• **RECORDS SHOWN**:
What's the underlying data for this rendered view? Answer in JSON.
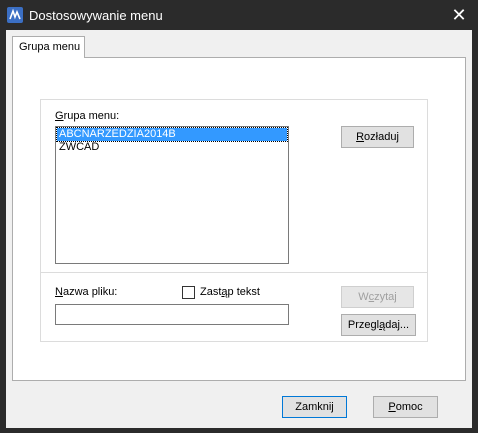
{
  "window": {
    "title": "Dostosowywanie menu",
    "close_icon": "close-icon",
    "app_icon": "zwcad-app-icon"
  },
  "tabs": [
    {
      "label": "Grupa menu",
      "selected": true
    }
  ],
  "panel": {
    "group_label_key": "G",
    "group_label_rest": "rupa menu:",
    "menu_groups": [
      {
        "label": "ABCNARZEDZIA2014B",
        "selected": true
      },
      {
        "label": "ZWCAD",
        "selected": false
      }
    ],
    "unload_button": {
      "key": "R",
      "rest": "ozładuj"
    },
    "file_name_label_key": "N",
    "file_name_label_rest": "azwa pliku:",
    "file_name_value": "",
    "replace_text": {
      "pre": "Zast",
      "key": "ą",
      "post": "p tekst",
      "checked": false
    },
    "load_button": {
      "pre": "W",
      "key": "c",
      "post": "zytaj",
      "enabled": false
    },
    "browse_button": {
      "pre": "Przegl",
      "key": "ą",
      "post": "daj..."
    }
  },
  "footer": {
    "close_button": {
      "pre": "Zamkni",
      "key": "j",
      "post": ""
    },
    "help_button": {
      "pre": "",
      "key": "P",
      "post": "omoc"
    }
  },
  "colors": {
    "titlebar": "#2b2b2b",
    "selection": "#3399ff",
    "accent_border": "#0078d7"
  }
}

• **REQUIREMENT**:
Search the listing above for the string "post". Copy every line that contains it.

• **THE RESULT**:
      "post": "p tekst",
      "post": "zytaj",
      "post": "daj..."
      "post": ""
      "post": "omoc"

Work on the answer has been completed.